● **WHAT IS EXPECTED**
Please write the listing below out again exactly, leaving every picture behind.

begin

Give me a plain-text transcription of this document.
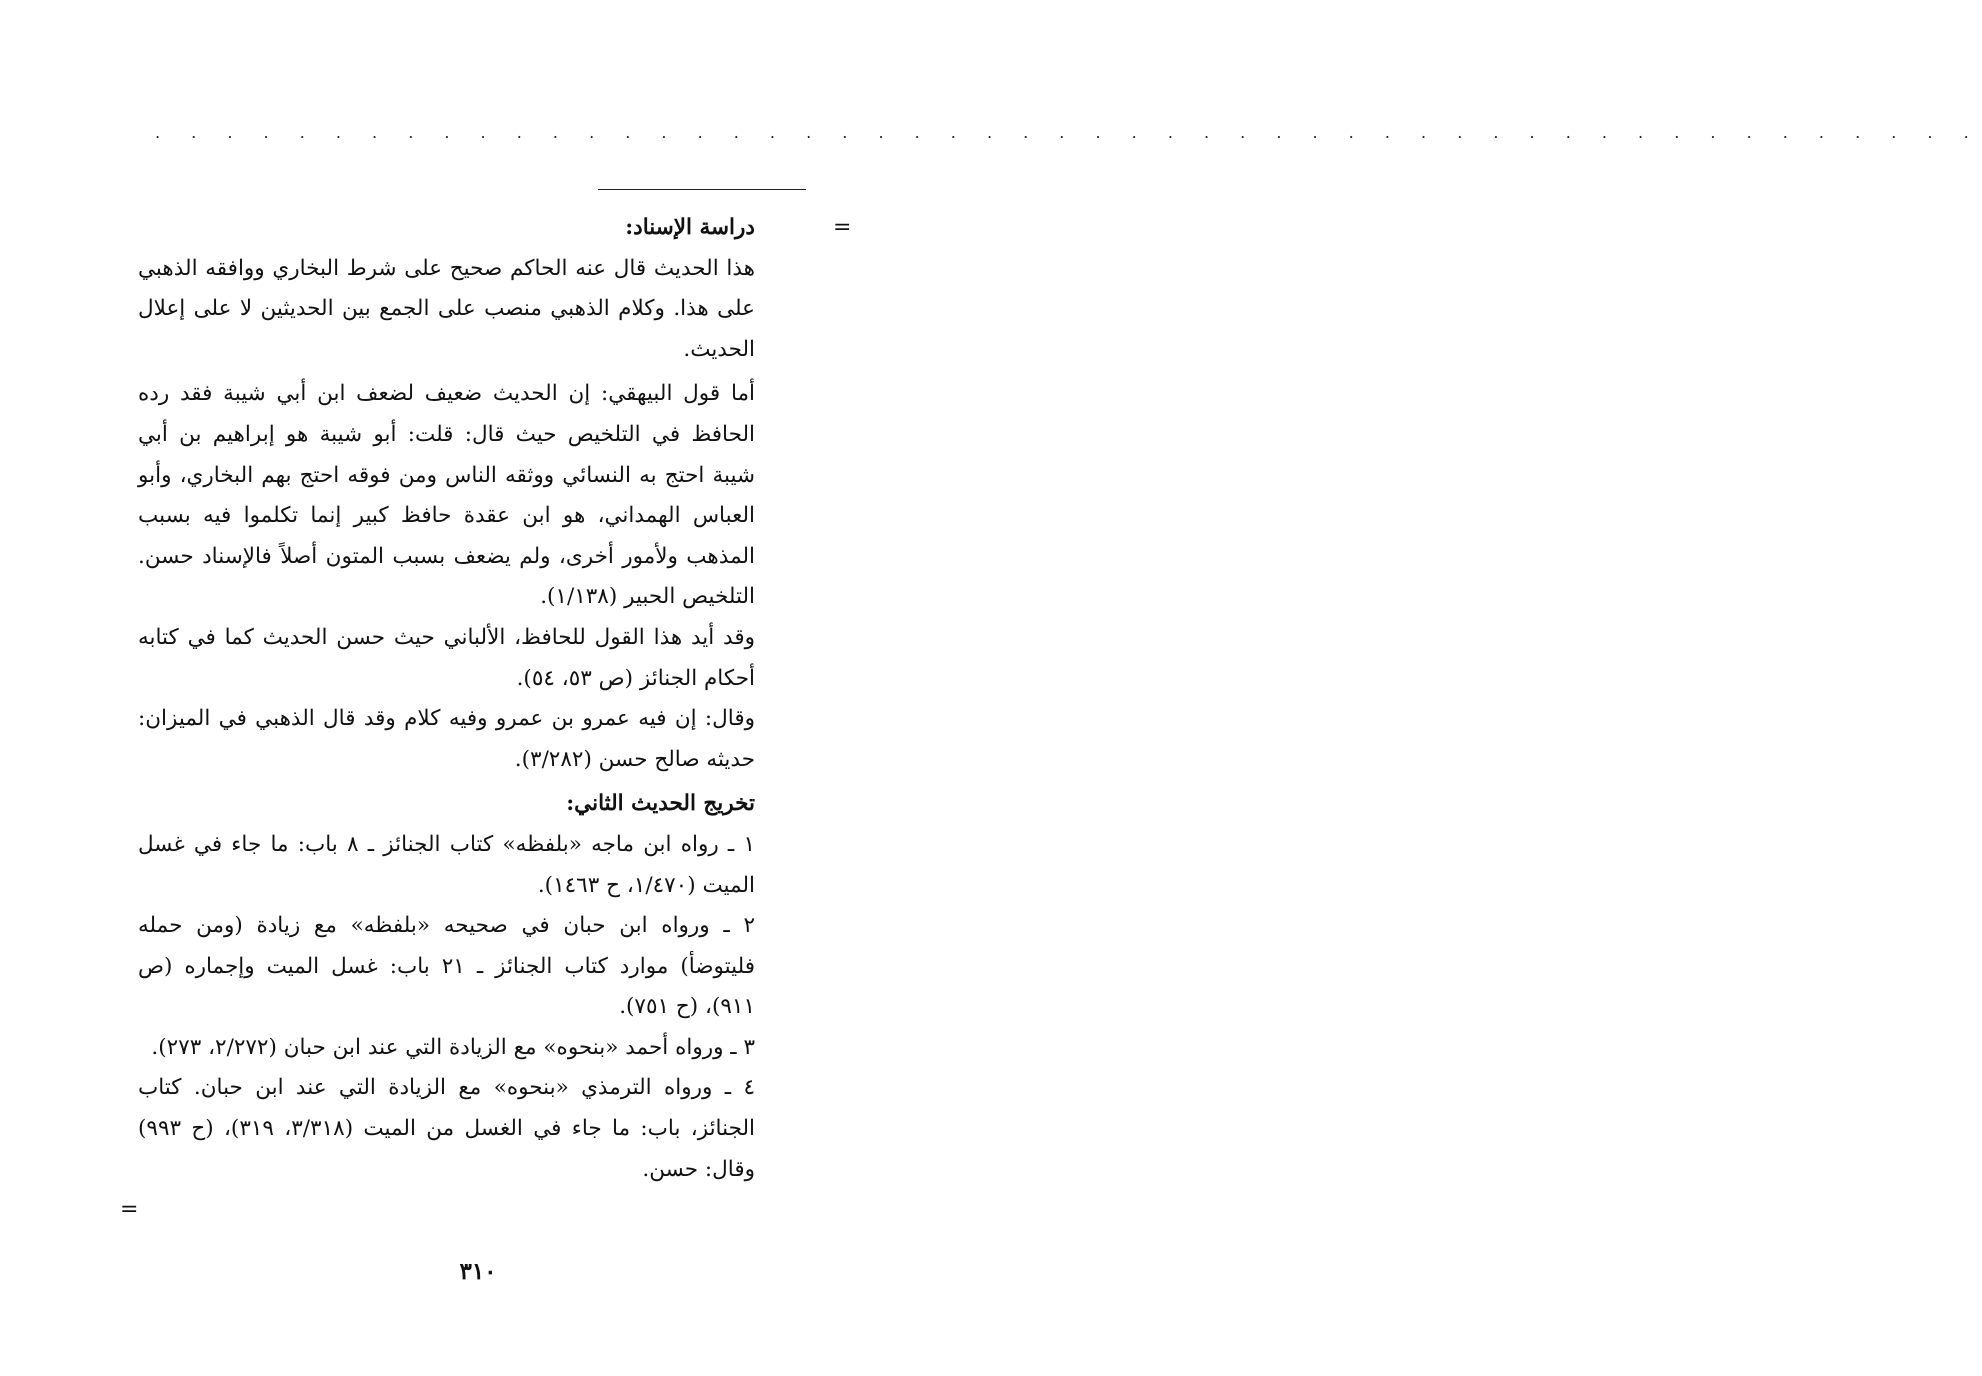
. . . . . . . . . . . . . . . . . . . . . . . . . . . . . . . . . . . . . . . . . . . . . . . . . . .
=

دراسة الإسناد:

هذا الحديث قال عنه الحاكم صحيح على شرط البخاري ووافقه الذهبي على هذا. وكلام الذهبي منصب على الجمع بين الحديثين لا على إعلال الحديث.

أما قول البيهقي: إن الحديث ضعيف لضعف ابن أبي شيبة فقد رده الحافظ في التلخيص حيث قال: قلت: أبو شيبة هو إبراهيم بن أبي شيبة احتج به النسائي ووثقه الناس ومن فوقه احتج بهم البخاري، وأبو العباس الهمداني، هو ابن عقدة حافظ كبير إنما تكلموا فيه بسبب المذهب ولأمور أخرى، ولم يضعف بسبب المتون أصلاً فالإسناد حسن. التلخيص الحبير (١/١٣٨).

وقد أيد هذا القول للحافظ، الألباني حيث حسن الحديث كما في كتابه أحكام الجنائز (ص ٥٣، ٥٤).

وقال: إن فيه عمرو بن عمرو وفيه كلام وقد قال الذهبي في الميزان: حديثه صالح حسن (٣/٢٨٢).

تخريج الحديث الثاني:

١ ـ رواه ابن ماجه «بلفظه» كتاب الجنائز ـ ٨ باب: ما جاء في غسل الميت (١/٤٧٠، ح ١٤٦٣).

٢ ـ ورواه ابن حبان في صحيحه «بلفظه» مع زيادة (ومن حمله فليتوضأ) موارد كتاب الجنائز ـ ٢١ باب: غسل الميت وإجماره (ص ٩١١)، (ح ٧٥١).

٣ ـ ورواه أحمد «بنحوه» مع الزيادة التي عند ابن حبان (٢/٢٧٢، ٢٧٣).

٤ ـ ورواه الترمذي «بنحوه» مع الزيادة التي عند ابن حبان. كتاب الجنائز، باب: ما جاء في الغسل من الميت (٣/٣١٨، ٣١٩)، (ح ٩٩٣) وقال: حسن.

=
٣١٠
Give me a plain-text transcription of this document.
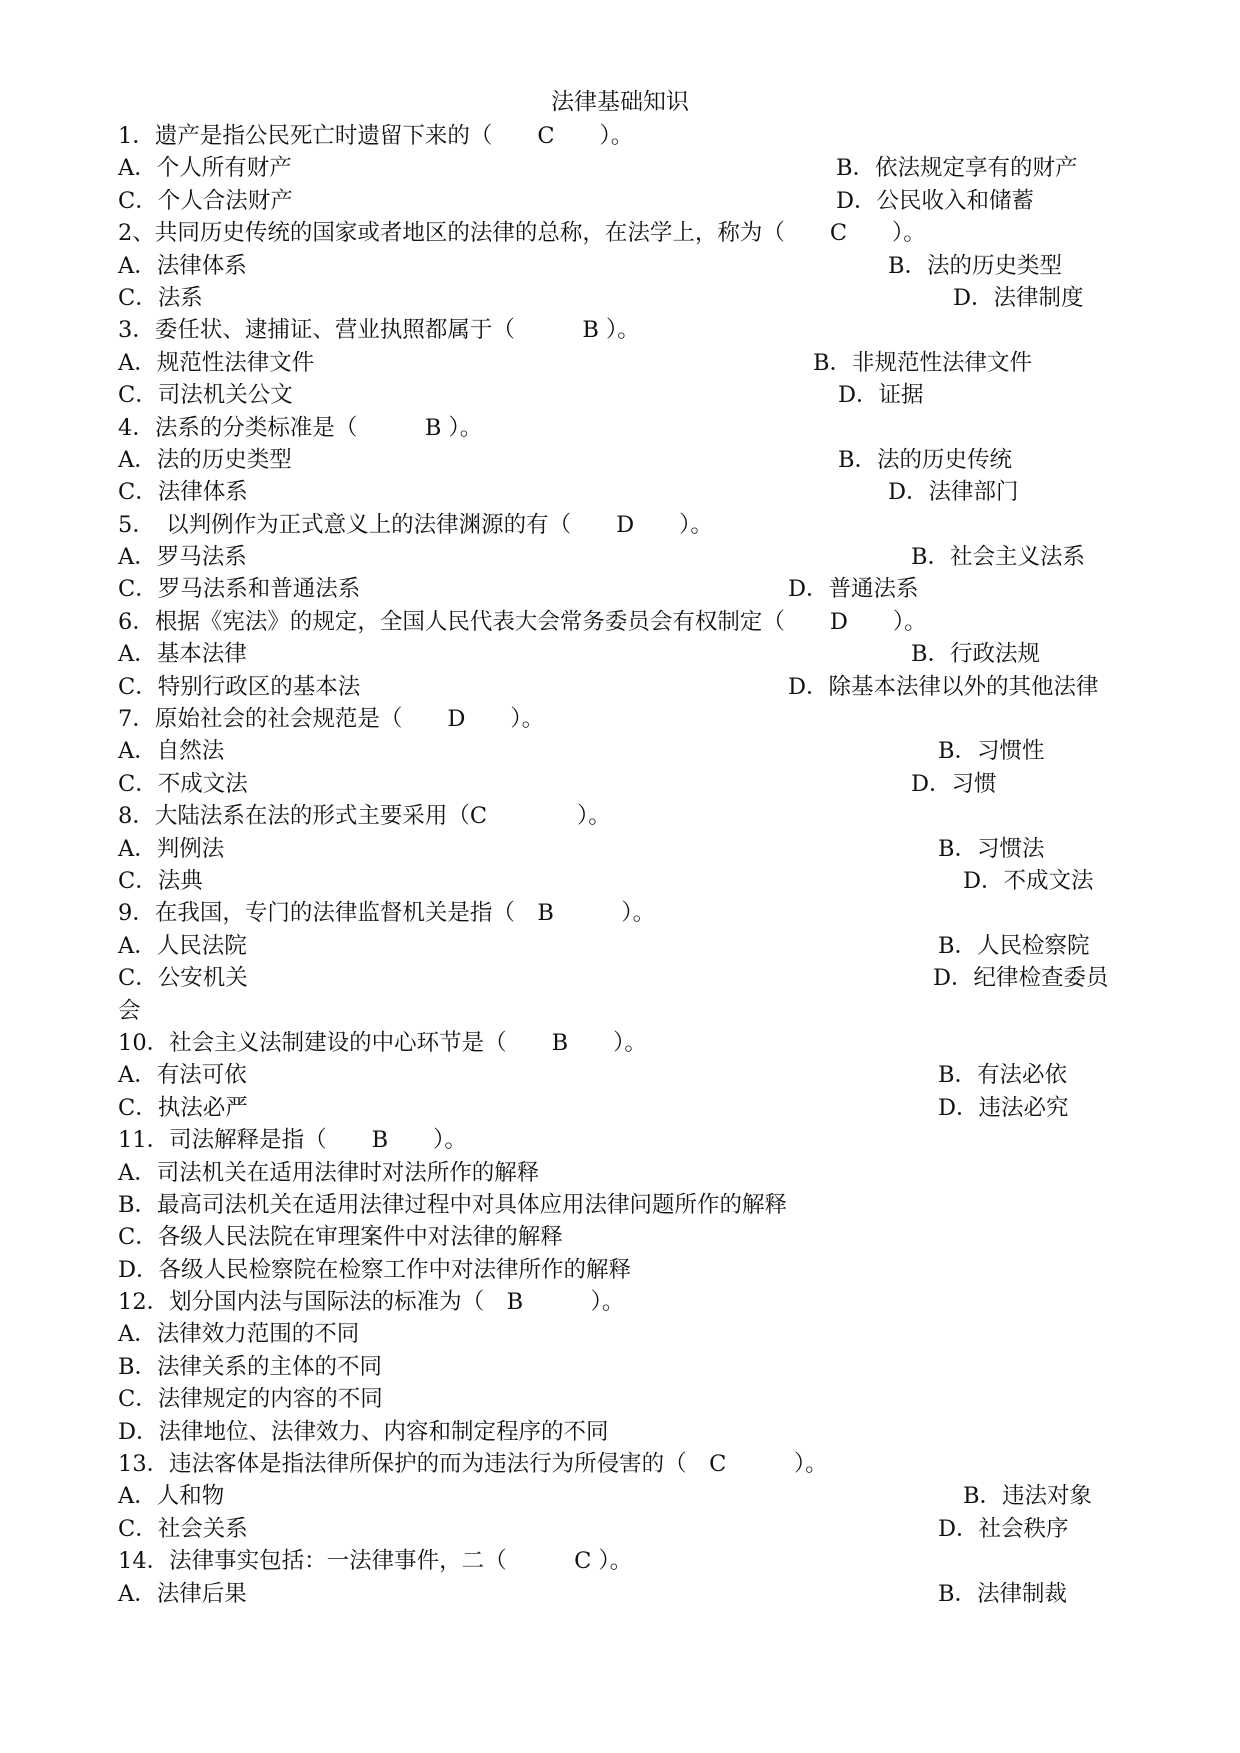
法律基础知识
1．遗产是指公民死亡时遗留下来的（　　C　　）。
A．个人所有财产	B．依法规定享有的财产
C．个人合法财产	D．公民收入和储蓄
2、共同历史传统的国家或者地区的法律的总称，在法学上，称为（　　C　　）。
A．法律体系	B．法的历史类型
C．法系	D．法律制度
3．委任状、逮捕证、营业执照都属于（　　　B ）。
A．规范性法律文件	B．非规范性法律文件
C．司法机关公文	D．证据
4．法系的分类标准是（　　　B ）。
A．法的历史类型	B．法的历史传统
C．法律体系	D．法律部门
5．　以判例作为正式意义上的法律渊源的有（　　D　　）。
A．罗马法系	B．社会主义法系
C．罗马法系和普通法系	D．普通法系
6．根据《宪法》的规定，全国人民代表大会常务委员会有权制定（　　D　　）。
A．基本法律	B．行政法规
C．特别行政区的基本法	D．除基本法律以外的其他法律
7．原始社会的社会规范是（　　D　　）。
A．自然法	B．习惯性
C．不成文法	D．习惯
8．大陆法系在法的形式主要采用（C　　　　）。
A．判例法	B．习惯法
C．法典	D．不成文法
9．在我国，专门的法律监督机关是指（　B　　　）。
A．人民法院	B．人民检察院
C．公安机关	D．纪律检查委员
会
10．社会主义法制建设的中心环节是（　　B　　）。
A．有法可依	B．有法必依
C．执法必严	D．违法必究
11．司法解释是指（　　B　　）。
A．司法机关在适用法律时对法所作的解释
B．最高司法机关在适用法律过程中对具体应用法律问题所作的解释
C．各级人民法院在审理案件中对法律的解释
D．各级人民检察院在检察工作中对法律所作的解释
12．划分国内法与国际法的标准为（　B　　　）。
A．法律效力范围的不同
B．法律关系的主体的不同
C．法律规定的内容的不同
D．法律地位、法律效力、内容和制定程序的不同
13．违法客体是指法律所保护的而为违法行为所侵害的（　C　　　）。
A．人和物	B．违法对象
C．社会关系	D．社会秩序
14．法律事实包括：一法律事件，二（　　　C ）。
A．法律后果	B．法律制裁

end

● **RESULT OF THE TASK**
Give me a plain-text transcription of this document.
. . . . . . . . . . . . . . . . . . . . . . . . . . . . . . . . . . . . . . . . . . . . . . . . . . .
=

دراسة الإسناد:

هذا الحديث قال عنه الحاكم صحيح على شرط البخاري ووافقه الذهبي على هذا. وكلام الذهبي منصب على الجمع بين الحديثين لا على إعلال الحديث.

أما قول البيهقي: إن الحديث ضعيف لضعف ابن أبي شيبة فقد رده الحافظ في التلخيص حيث قال: قلت: أبو شيبة هو إبراهيم بن أبي شيبة احتج به النسائي ووثقه الناس ومن فوقه احتج بهم البخاري، وأبو العباس الهمداني، هو ابن عقدة حافظ كبير إنما تكلموا فيه بسبب المذهب ولأمور أخرى، ولم يضعف بسبب المتون أصلاً فالإسناد حسن. التلخيص الحبير (١/١٣٨).

وقد أيد هذا القول للحافظ، الألباني حيث حسن الحديث كما في كتابه أحكام الجنائز (ص ٥٣، ٥٤).

وقال: إن فيه عمرو بن عمرو وفيه كلام وقد قال الذهبي في الميزان: حديثه صالح حسن (٣/٢٨٢).

تخريج الحديث الثاني:

١ ـ رواه ابن ماجه «بلفظه» كتاب الجنائز ـ ٨ باب: ما جاء في غسل الميت (١/٤٧٠، ح ١٤٦٣).

٢ ـ ورواه ابن حبان في صحيحه «بلفظه» مع زيادة (ومن حمله فليتوضأ) موارد كتاب الجنائز ـ ٢١ باب: غسل الميت وإجماره (ص ٩١١)، (ح ٧٥١).

٣ ـ ورواه أحمد «بنحوه» مع الزيادة التي عند ابن حبان (٢/٢٧٢، ٢٧٣).

٤ ـ ورواه الترمذي «بنحوه» مع الزيادة التي عند ابن حبان. كتاب الجنائز، باب: ما جاء في الغسل من الميت (٣/٣١٨، ٣١٩)، (ح ٩٩٣) وقال: حسن.

=
٣١٠
Give me a plain-text transcription of this document.
法律基础知识
1．遗产是指公民死亡时遗留下来的（　　C　　）。
A．个人所有财产	B．依法规定享有的财产
C．个人合法财产	D．公民收入和储蓄
2、共同历史传统的国家或者地区的法律的总称，在法学上，称为（　　C　　）。
A．法律体系	B．法的历史类型
C．法系	D．法律制度
3．委任状、逮捕证、营业执照都属于（　　　B ）。
A．规范性法律文件	B．非规范性法律文件
C．司法机关公文	D．证据
4．法系的分类标准是（　　　B ）。
A．法的历史类型	B．法的历史传统
C．法律体系	D．法律部门
5．　以判例作为正式意义上的法律渊源的有（　　D　　）。
A．罗马法系	B．社会主义法系
C．罗马法系和普通法系	D．普通法系
6．根据《宪法》的规定，全国人民代表大会常务委员会有权制定（　　D　　）。
A．基本法律	B．行政法规
C．特别行政区的基本法	D．除基本法律以外的其他法律
7．原始社会的社会规范是（　　D　　）。
A．自然法	B．习惯性
C．不成文法	D．习惯
8．大陆法系在法的形式主要采用（C　　　　）。
A．判例法	B．习惯法
C．法典	D．不成文法
9．在我国，专门的法律监督机关是指（　B　　　）。
A．人民法院	B．人民检察院
C．公安机关	D．纪律检查委员
会
10．社会主义法制建设的中心环节是（　　B　　）。
A．有法可依	B．有法必依
C．执法必严	D．违法必究
11．司法解释是指（　　B　　）。
A．司法机关在适用法律时对法所作的解释
B．最高司法机关在适用法律过程中对具体应用法律问题所作的解释
C．各级人民法院在审理案件中对法律的解释
D．各级人民检察院在检察工作中对法律所作的解释
12．划分国内法与国际法的标准为（　B　　　）。
A．法律效力范围的不同
B．法律关系的主体的不同
C．法律规定的内容的不同
D．法律地位、法律效力、内容和制定程序的不同
13．违法客体是指法律所保护的而为违法行为所侵害的（　C　　　）。
A．人和物	B．违法对象
C．社会关系	D．社会秩序
14．法律事实包括：一法律事件，二（　　　C ）。
A．法律后果	B．法律制裁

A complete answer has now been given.